Requirements
Every record should be copied exactly, except that pictures are to be omitted.

Listed records
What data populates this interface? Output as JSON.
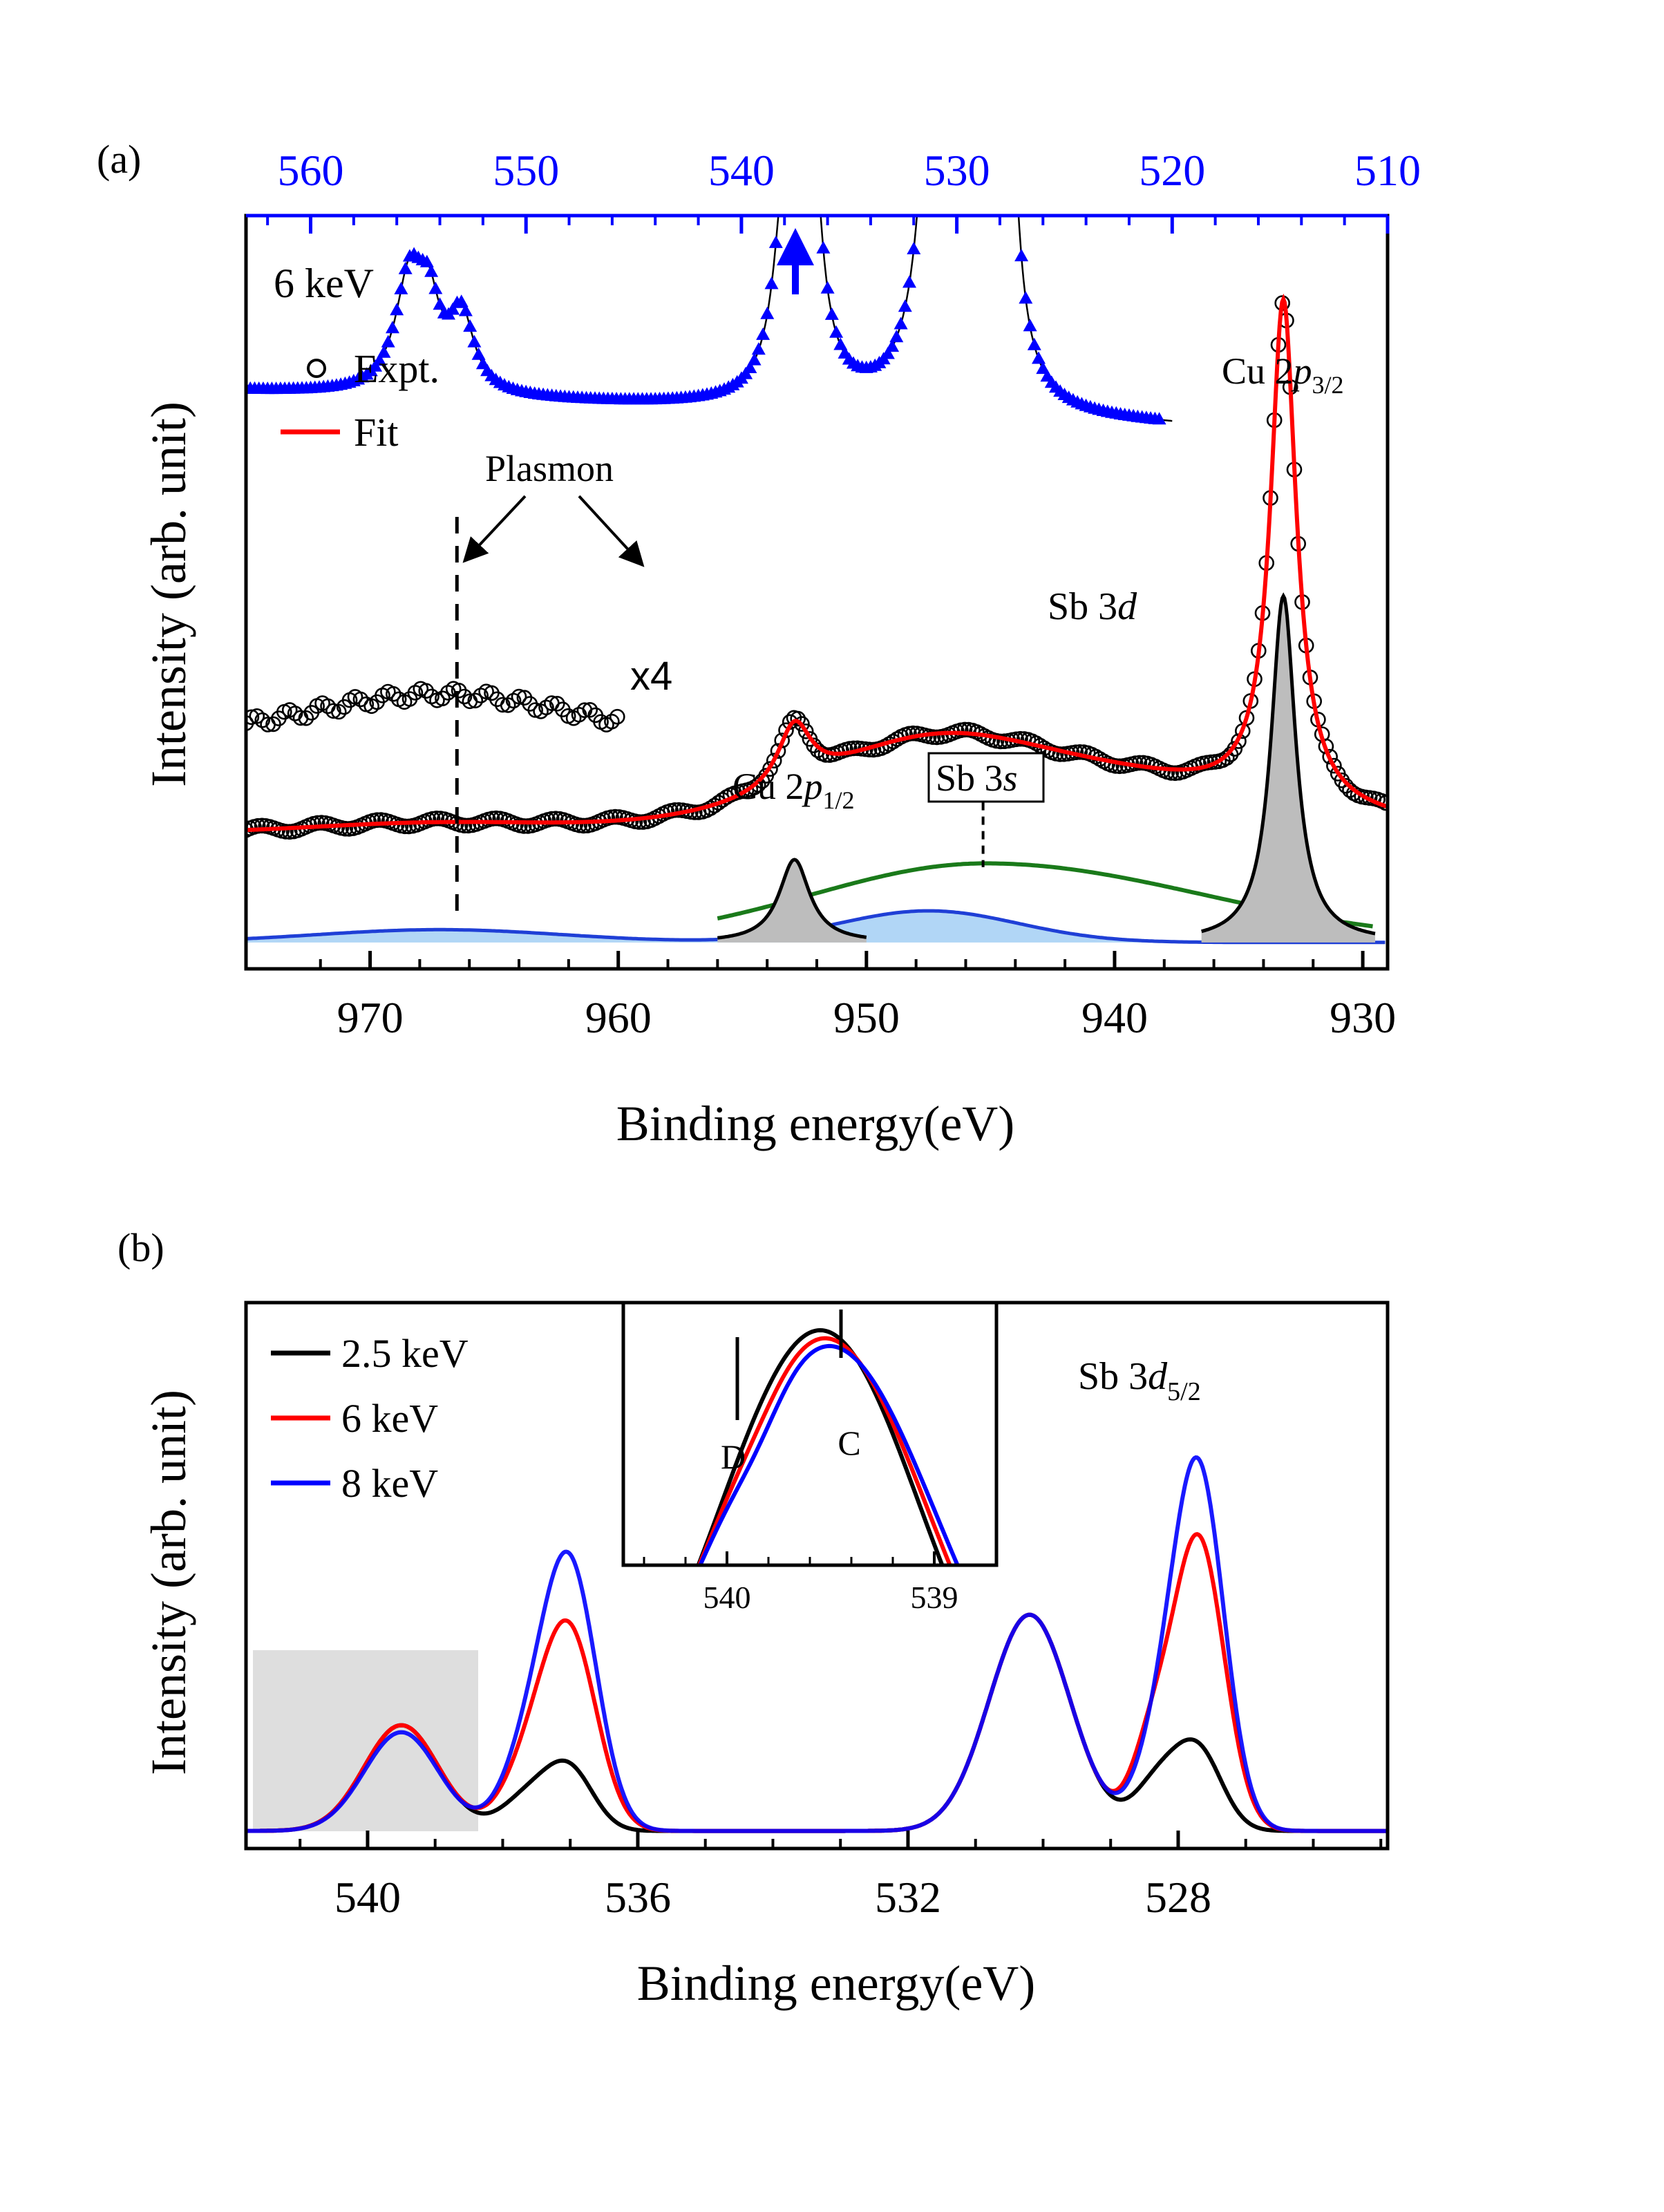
{
  "panel_labels": {
    "a": "(a)",
    "b": "(b)"
  },
  "colors": {
    "expt": "#000000",
    "fit": "#ff0000",
    "sb3d": "#0000ff",
    "sb3s": "#1a7a1a",
    "plasmon": "#1f3fd6",
    "plasmon_fill": "#a9d2f5",
    "cu_fill": "#bdbdbd",
    "e25": "#000000",
    "e6": "#ff0000",
    "e8": "#0000ff",
    "shade": "#dedede"
  },
  "chart_data": [
    {
      "id": "a",
      "type": "line",
      "title": "6 keV",
      "xlabel": "Binding energy(eV)",
      "ylabel": "Intensity (arb. unit)",
      "xlim": [
        975,
        929
      ],
      "x_ticks": [
        970,
        960,
        950,
        940,
        930
      ],
      "x_tick_labels": [
        "970",
        "960",
        "950",
        "940",
        "930"
      ],
      "top_xlim": [
        563,
        510
      ],
      "top_x_ticks": [
        560,
        550,
        540,
        530,
        520,
        510
      ],
      "top_x_tick_labels": [
        "560",
        "550",
        "540",
        "530",
        "520",
        "510"
      ],
      "ylim": [
        0,
        10
      ],
      "legend": [
        {
          "label": "Expt.",
          "marker": "circle"
        },
        {
          "label": "Fit",
          "marker": "line"
        }
      ],
      "annotations": {
        "plasmon": "Plasmon",
        "x4": "x4",
        "cu2p32": {
          "base": "Cu 2",
          "ital": "p",
          "sub": "3/2"
        },
        "cu2p12": {
          "base": "Cu 2",
          "ital": "p",
          "sub": "1/2"
        },
        "sb3s": {
          "base": "Sb 3",
          "ital": "s"
        },
        "sb3d": {
          "base": "Sb 3",
          "ital": "d"
        }
      },
      "series": {
        "sb3d_spectrum": {
          "name": "Sb 3d (top axis)",
          "baseline": 7.2,
          "slope": 0.018,
          "peaks": [
            [
              555.4,
              1.5,
              0.8
            ],
            [
              554.5,
              0.9,
              0.6
            ],
            [
              537.0,
              5.7,
              0.55
            ],
            [
              531.0,
              5.0,
              0.7
            ],
            [
              530.4,
              3.6,
              0.5
            ],
            [
              528.6,
              3.0,
              0.6
            ],
            [
              527.8,
              6.5,
              0.45
            ],
            [
              553.0,
              1.0,
              0.7
            ],
            [
              538.0,
              2.0,
              0.6
            ]
          ]
        },
        "cu2p_spectrum": {
          "name": "Cu 2p Expt./Fit",
          "baseline": 1.8,
          "x4_offset": 1.5,
          "x4_range": [
            975,
            960
          ]
        },
        "cu2p32_peak": {
          "center": 933.2,
          "amplitude": 4.6,
          "width": 0.6
        },
        "cu2p12_peak": {
          "center": 952.9,
          "amplitude": 1.1,
          "width": 0.75
        },
        "sb3s_peak": {
          "center": 945.2,
          "amplitude": 1.05,
          "width": 7.0
        },
        "plasmon_peaks": [
          {
            "center": 967.2,
            "amplitude": 0.17,
            "width": 5.0
          },
          {
            "center": 947.5,
            "amplitude": 0.42,
            "width": 3.6
          }
        ]
      }
    },
    {
      "id": "b",
      "type": "line",
      "title": "",
      "xlabel": "Binding energy(eV)",
      "ylabel": "Intensity (arb. unit)",
      "xlim": [
        541.8,
        524.9
      ],
      "x_ticks": [
        540,
        536,
        532,
        528
      ],
      "x_tick_labels": [
        "540",
        "536",
        "532",
        "528"
      ],
      "ylim": [
        0,
        10
      ],
      "annotation": {
        "base": "Sb 3",
        "ital": "d",
        "sub": "5/2"
      },
      "series": [
        {
          "name": "2.5 keV",
          "color": "#000000",
          "peaks": [
            [
              539.5,
              2.25,
              0.55
            ],
            [
              537.0,
              1.2,
              0.35
            ],
            [
              537.6,
              0.75,
              0.4
            ],
            [
              530.2,
              4.6,
              0.6
            ],
            [
              527.7,
              1.65,
              0.35
            ],
            [
              528.3,
              1.0,
              0.35
            ]
          ]
        },
        {
          "name": "6 keV",
          "color": "#ff0000",
          "peaks": [
            [
              539.5,
              2.25,
              0.55
            ],
            [
              537.0,
              4.0,
              0.4
            ],
            [
              537.6,
              1.3,
              0.4
            ],
            [
              530.2,
              4.6,
              0.6
            ],
            [
              527.7,
              6.2,
              0.38
            ],
            [
              528.4,
              1.6,
              0.3
            ]
          ]
        },
        {
          "name": "8 keV",
          "color": "#0000ff",
          "peaks": [
            [
              539.5,
              2.1,
              0.55
            ],
            [
              537.0,
              5.4,
              0.4
            ],
            [
              537.6,
              1.5,
              0.4
            ],
            [
              530.2,
              4.6,
              0.6
            ],
            [
              527.7,
              7.6,
              0.38
            ],
            [
              528.3,
              1.4,
              0.35
            ]
          ]
        }
      ],
      "inset": {
        "xlim": [
          540.5,
          538.7
        ],
        "x_ticks": [
          540,
          539
        ],
        "x_tick_labels": [
          "540",
          "539"
        ],
        "markers": [
          {
            "x": 539.95,
            "label": "D"
          },
          {
            "x": 539.45,
            "label": "C"
          }
        ]
      }
    }
  ]
}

Result of the task
What data populates this interface? Output as JSON.
{
  "panel_labels": {
    "a": "(a)",
    "b": "(b)"
  },
  "colors": {
    "expt": "#000000",
    "fit": "#ff0000",
    "sb3d": "#0000ff",
    "sb3s": "#1a7a1a",
    "plasmon": "#1f3fd6",
    "plasmon_fill": "#a9d2f5",
    "cu_fill": "#bdbdbd",
    "e25": "#000000",
    "e6": "#ff0000",
    "e8": "#0000ff",
    "shade": "#dedede"
  },
  "chart_data": [
    {
      "id": "a",
      "type": "line",
      "title": "6 keV",
      "xlabel": "Binding energy(eV)",
      "ylabel": "Intensity (arb. unit)",
      "xlim": [
        975,
        929
      ],
      "x_ticks": [
        970,
        960,
        950,
        940,
        930
      ],
      "x_tick_labels": [
        "970",
        "960",
        "950",
        "940",
        "930"
      ],
      "top_xlim": [
        563,
        510
      ],
      "top_x_ticks": [
        560,
        550,
        540,
        530,
        520,
        510
      ],
      "top_x_tick_labels": [
        "560",
        "550",
        "540",
        "530",
        "520",
        "510"
      ],
      "ylim": [
        0,
        10
      ],
      "legend": [
        {
          "label": "Expt.",
          "marker": "circle"
        },
        {
          "label": "Fit",
          "marker": "line"
        }
      ],
      "annotations": {
        "plasmon": "Plasmon",
        "x4": "x4",
        "cu2p32": {
          "base": "Cu 2",
          "ital": "p",
          "sub": "3/2"
        },
        "cu2p12": {
          "base": "Cu 2",
          "ital": "p",
          "sub": "1/2"
        },
        "sb3s": {
          "base": "Sb 3",
          "ital": "s"
        },
        "sb3d": {
          "base": "Sb 3",
          "ital": "d"
        }
      },
      "series": {
        "sb3d_spectrum": {
          "name": "Sb 3d (top axis)",
          "baseline": 7.2,
          "slope": 0.018,
          "peaks": [
            [
              555.4,
              1.5,
              0.8
            ],
            [
              554.5,
              0.9,
              0.6
            ],
            [
              537.0,
              5.7,
              0.55
            ],
            [
              531.0,
              5.0,
              0.7
            ],
            [
              530.4,
              3.6,
              0.5
            ],
            [
              528.6,
              3.0,
              0.6
            ],
            [
              527.8,
              6.5,
              0.45
            ],
            [
              553.0,
              1.0,
              0.7
            ],
            [
              538.0,
              2.0,
              0.6
            ]
          ]
        },
        "cu2p_spectrum": {
          "name": "Cu 2p Expt./Fit",
          "baseline": 1.8,
          "x4_offset": 1.5,
          "x4_range": [
            975,
            960
          ]
        },
        "cu2p32_peak": {
          "center": 933.2,
          "amplitude": 4.6,
          "width": 0.6
        },
        "cu2p12_peak": {
          "center": 952.9,
          "amplitude": 1.1,
          "width": 0.75
        },
        "sb3s_peak": {
          "center": 945.2,
          "amplitude": 1.05,
          "width": 7.0
        },
        "plasmon_peaks": [
          {
            "center": 967.2,
            "amplitude": 0.17,
            "width": 5.0
          },
          {
            "center": 947.5,
            "amplitude": 0.42,
            "width": 3.6
          }
        ]
      }
    },
    {
      "id": "b",
      "type": "line",
      "title": "",
      "xlabel": "Binding energy(eV)",
      "ylabel": "Intensity (arb. unit)",
      "xlim": [
        541.8,
        524.9
      ],
      "x_ticks": [
        540,
        536,
        532,
        528
      ],
      "x_tick_labels": [
        "540",
        "536",
        "532",
        "528"
      ],
      "ylim": [
        0,
        10
      ],
      "annotation": {
        "base": "Sb 3",
        "ital": "d",
        "sub": "5/2"
      },
      "series": [
        {
          "name": "2.5 keV",
          "color": "#000000",
          "peaks": [
            [
              539.5,
              2.25,
              0.55
            ],
            [
              537.0,
              1.2,
              0.35
            ],
            [
              537.6,
              0.75,
              0.4
            ],
            [
              530.2,
              4.6,
              0.6
            ],
            [
              527.7,
              1.65,
              0.35
            ],
            [
              528.3,
              1.0,
              0.35
            ]
          ]
        },
        {
          "name": "6 keV",
          "color": "#ff0000",
          "peaks": [
            [
              539.5,
              2.25,
              0.55
            ],
            [
              537.0,
              4.0,
              0.4
            ],
            [
              537.6,
              1.3,
              0.4
            ],
            [
              530.2,
              4.6,
              0.6
            ],
            [
              527.7,
              6.2,
              0.38
            ],
            [
              528.4,
              1.6,
              0.3
            ]
          ]
        },
        {
          "name": "8 keV",
          "color": "#0000ff",
          "peaks": [
            [
              539.5,
              2.1,
              0.55
            ],
            [
              537.0,
              5.4,
              0.4
            ],
            [
              537.6,
              1.5,
              0.4
            ],
            [
              530.2,
              4.6,
              0.6
            ],
            [
              527.7,
              7.6,
              0.38
            ],
            [
              528.3,
              1.4,
              0.35
            ]
          ]
        }
      ],
      "inset": {
        "xlim": [
          540.5,
          538.7
        ],
        "x_ticks": [
          540,
          539
        ],
        "x_tick_labels": [
          "540",
          "539"
        ],
        "markers": [
          {
            "x": 539.95,
            "label": "D"
          },
          {
            "x": 539.45,
            "label": "C"
          }
        ]
      }
    }
  ]
}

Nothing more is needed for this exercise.